== Problem to work on ==
Read the lines that follow and pick out every one containing the word "Revenue".

== Dataset ==

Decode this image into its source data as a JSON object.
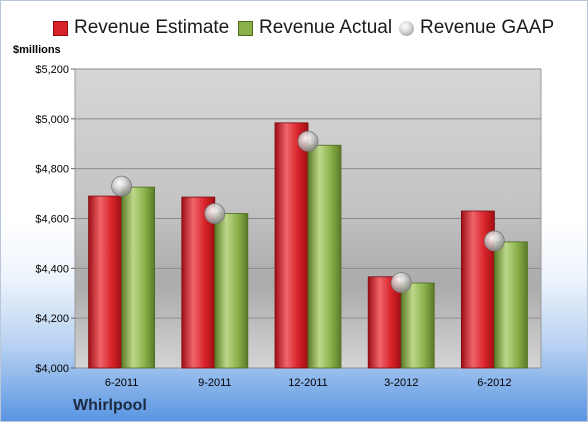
{
  "chart_data": {
    "type": "bar",
    "unit_label": "$millions",
    "company": "Whirlpool",
    "categories": [
      "6-2011",
      "9-2011",
      "12-2011",
      "3-2012",
      "6-2012"
    ],
    "series": [
      {
        "name": "Revenue Estimate",
        "type": "bar",
        "color": "#d8232a",
        "values": [
          4690,
          4686,
          4984,
          4366,
          4630
        ]
      },
      {
        "name": "Revenue Actual",
        "type": "bar",
        "color": "#8ab04a",
        "values": [
          4726,
          4620,
          4894,
          4341,
          4506
        ]
      },
      {
        "name": "Revenue GAAP",
        "type": "marker",
        "color": "#c0c0c0",
        "values": [
          4730,
          4620,
          4910,
          4343,
          4510
        ]
      }
    ],
    "ylim": [
      4000,
      5200
    ],
    "yticks": [
      4000,
      4200,
      4400,
      4600,
      4800,
      5000,
      5200
    ],
    "ytick_labels": [
      "$4,000",
      "$4,200",
      "$4,400",
      "$4,600",
      "$4,800",
      "$5,000",
      "$5,200"
    ],
    "grid": true,
    "legend_position": "top"
  }
}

== Exercise answer ==
        "name": "Revenue Estimate",
        "name": "Revenue Actual",
        "name": "Revenue GAAP",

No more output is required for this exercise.